▸ TASK TO CARRY OUT
Without the pictures, return all of the material exactly as written.

========

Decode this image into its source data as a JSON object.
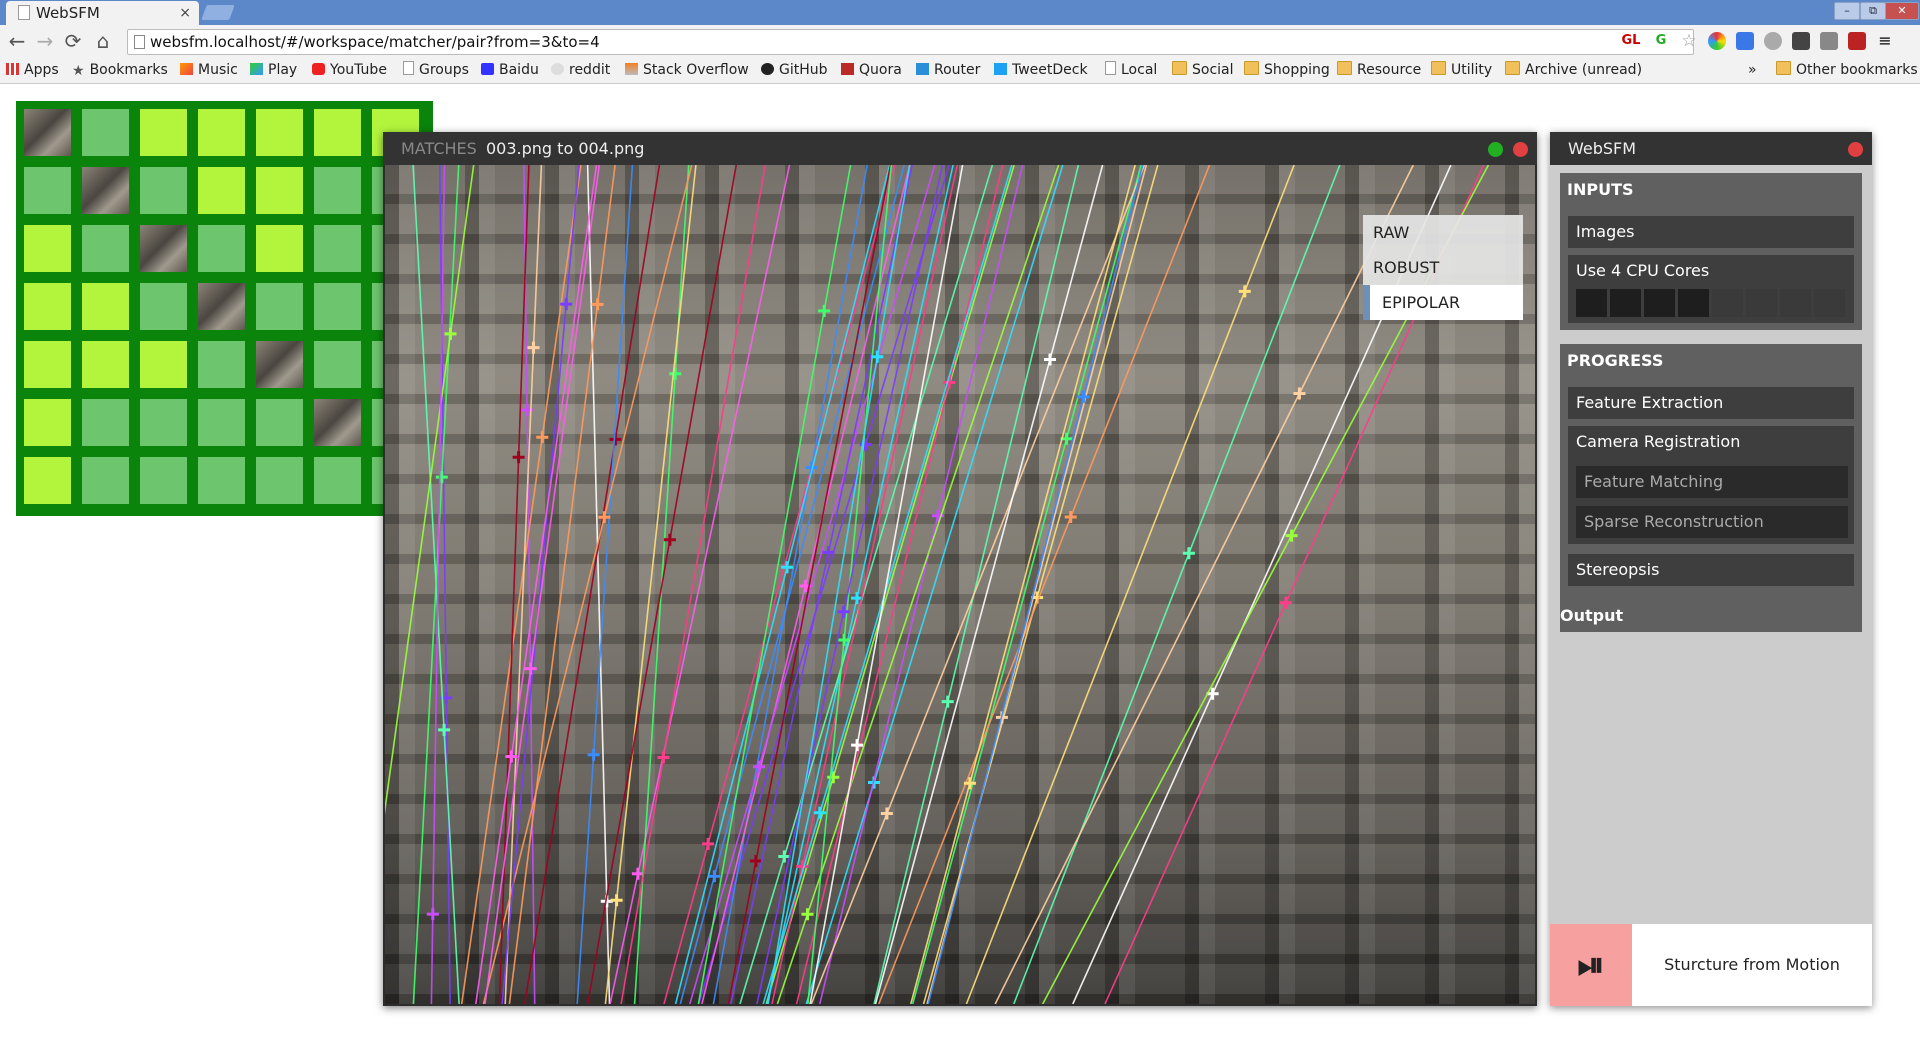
{
  "browser": {
    "tab_title": "WebSFM",
    "tab_close": "×",
    "url": "websfm.localhost/#/workspace/matcher/pair?from=3&to=4",
    "nav": {
      "back": "←",
      "forward": "→",
      "reload": "⟳",
      "home": "⌂"
    },
    "window_buttons": {
      "minimize": "–",
      "restore": "⧉",
      "close": "✕"
    },
    "extensions": [
      "GL",
      "G",
      "☆"
    ],
    "bookmarks": [
      {
        "label": "Apps",
        "icon": "apps-icon"
      },
      {
        "label": "Bookmarks",
        "icon": "star-icon"
      },
      {
        "label": "Music",
        "icon": "play-store-icon"
      },
      {
        "label": "Play",
        "icon": "play-store-icon"
      },
      {
        "label": "YouTube",
        "icon": "youtube-icon"
      },
      {
        "label": "Groups",
        "icon": "page-icon"
      },
      {
        "label": "Baidu",
        "icon": "baidu-icon"
      },
      {
        "label": "reddit",
        "icon": "reddit-icon"
      },
      {
        "label": "Stack Overflow",
        "icon": "stackoverflow-icon"
      },
      {
        "label": "GitHub",
        "icon": "github-icon"
      },
      {
        "label": "Quora",
        "icon": "quora-icon"
      },
      {
        "label": "Router",
        "icon": "router-icon"
      },
      {
        "label": "TweetDeck",
        "icon": "tweetdeck-icon"
      },
      {
        "label": "Local",
        "icon": "page-icon"
      },
      {
        "label": "Social",
        "icon": "folder-icon"
      },
      {
        "label": "Shopping",
        "icon": "folder-icon"
      },
      {
        "label": "Resource",
        "icon": "folder-icon"
      },
      {
        "label": "Utility",
        "icon": "folder-icon"
      },
      {
        "label": "Archive (unread)",
        "icon": "folder-icon"
      }
    ],
    "overflow": "»",
    "other_bookmarks": "Other bookmarks"
  },
  "matrix": {
    "colors": {
      "background": "#0b840b",
      "matched": "#b2f53c",
      "partial": "#6dc56d"
    },
    "rows": [
      [
        "photo",
        "partial",
        "matched",
        "matched",
        "matched",
        "matched",
        "matched"
      ],
      [
        "partial",
        "photo",
        "partial",
        "matched",
        "matched",
        "partial",
        "partial"
      ],
      [
        "matched",
        "partial",
        "photo",
        "partial",
        "matched",
        "partial",
        "partial"
      ],
      [
        "matched",
        "matched",
        "partial",
        "photo",
        "partial",
        "partial",
        "partial"
      ],
      [
        "matched",
        "matched",
        "matched",
        "partial",
        "photo",
        "partial",
        "partial"
      ],
      [
        "matched",
        "partial",
        "partial",
        "partial",
        "partial",
        "photo",
        "partial"
      ],
      [
        "matched",
        "partial",
        "partial",
        "partial",
        "partial",
        "partial",
        "partial"
      ]
    ]
  },
  "matches_window": {
    "label": "MATCHES",
    "files": "003.png to 004.png",
    "status_dot_color": "#22b022",
    "close_dot_color": "#e04040",
    "modes": [
      "RAW",
      "ROBUST",
      "EPIPOLAR"
    ],
    "selected_mode": "EPIPOLAR"
  },
  "panel": {
    "title": "WebSFM",
    "inputs": {
      "heading": "INPUTS",
      "images": "Images",
      "cpu_label": "Use 4 CPU Cores",
      "cores_total": 8,
      "cores_selected": 4
    },
    "progress": {
      "heading": "PROGRESS",
      "feature_extraction": "Feature Extraction",
      "camera_registration": "Camera Registration",
      "feature_matching": "Feature Matching",
      "sparse_reconstruction": "Sparse Reconstruction",
      "stereopsis": "Stereopsis"
    },
    "output": {
      "heading": "Output"
    },
    "play_pause": "⏯",
    "footer_title": "Sturcture from Motion"
  }
}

========

▸ SOLUTION TO THIS TASK
Decode this image into its source data as a JSON object.
{
  "browser": {
    "tab_title": "WebSFM",
    "tab_close": "×",
    "url": "websfm.localhost/#/workspace/matcher/pair?from=3&to=4",
    "nav": {
      "back": "←",
      "forward": "→",
      "reload": "⟳",
      "home": "⌂"
    },
    "window_buttons": {
      "minimize": "–",
      "restore": "⧉",
      "close": "✕"
    },
    "extensions": [
      "GL",
      "G",
      "☆"
    ],
    "bookmarks": [
      {
        "label": "Apps",
        "icon": "apps-icon"
      },
      {
        "label": "Bookmarks",
        "icon": "star-icon"
      },
      {
        "label": "Music",
        "icon": "play-store-icon"
      },
      {
        "label": "Play",
        "icon": "play-store-icon"
      },
      {
        "label": "YouTube",
        "icon": "youtube-icon"
      },
      {
        "label": "Groups",
        "icon": "page-icon"
      },
      {
        "label": "Baidu",
        "icon": "baidu-icon"
      },
      {
        "label": "reddit",
        "icon": "reddit-icon"
      },
      {
        "label": "Stack Overflow",
        "icon": "stackoverflow-icon"
      },
      {
        "label": "GitHub",
        "icon": "github-icon"
      },
      {
        "label": "Quora",
        "icon": "quora-icon"
      },
      {
        "label": "Router",
        "icon": "router-icon"
      },
      {
        "label": "TweetDeck",
        "icon": "tweetdeck-icon"
      },
      {
        "label": "Local",
        "icon": "page-icon"
      },
      {
        "label": "Social",
        "icon": "folder-icon"
      },
      {
        "label": "Shopping",
        "icon": "folder-icon"
      },
      {
        "label": "Resource",
        "icon": "folder-icon"
      },
      {
        "label": "Utility",
        "icon": "folder-icon"
      },
      {
        "label": "Archive (unread)",
        "icon": "folder-icon"
      }
    ],
    "overflow": "»",
    "other_bookmarks": "Other bookmarks"
  },
  "matrix": {
    "colors": {
      "background": "#0b840b",
      "matched": "#b2f53c",
      "partial": "#6dc56d"
    },
    "rows": [
      [
        "photo",
        "partial",
        "matched",
        "matched",
        "matched",
        "matched",
        "matched"
      ],
      [
        "partial",
        "photo",
        "partial",
        "matched",
        "matched",
        "partial",
        "partial"
      ],
      [
        "matched",
        "partial",
        "photo",
        "partial",
        "matched",
        "partial",
        "partial"
      ],
      [
        "matched",
        "matched",
        "partial",
        "photo",
        "partial",
        "partial",
        "partial"
      ],
      [
        "matched",
        "matched",
        "matched",
        "partial",
        "photo",
        "partial",
        "partial"
      ],
      [
        "matched",
        "partial",
        "partial",
        "partial",
        "partial",
        "photo",
        "partial"
      ],
      [
        "matched",
        "partial",
        "partial",
        "partial",
        "partial",
        "partial",
        "partial"
      ]
    ]
  },
  "matches_window": {
    "label": "MATCHES",
    "files": "003.png to 004.png",
    "status_dot_color": "#22b022",
    "close_dot_color": "#e04040",
    "modes": [
      "RAW",
      "ROBUST",
      "EPIPOLAR"
    ],
    "selected_mode": "EPIPOLAR"
  },
  "panel": {
    "title": "WebSFM",
    "inputs": {
      "heading": "INPUTS",
      "images": "Images",
      "cpu_label": "Use 4 CPU Cores",
      "cores_total": 8,
      "cores_selected": 4
    },
    "progress": {
      "heading": "PROGRESS",
      "feature_extraction": "Feature Extraction",
      "camera_registration": "Camera Registration",
      "feature_matching": "Feature Matching",
      "sparse_reconstruction": "Sparse Reconstruction",
      "stereopsis": "Stereopsis"
    },
    "output": {
      "heading": "Output"
    },
    "play_pause": "⏯",
    "footer_title": "Sturcture from Motion"
  }
}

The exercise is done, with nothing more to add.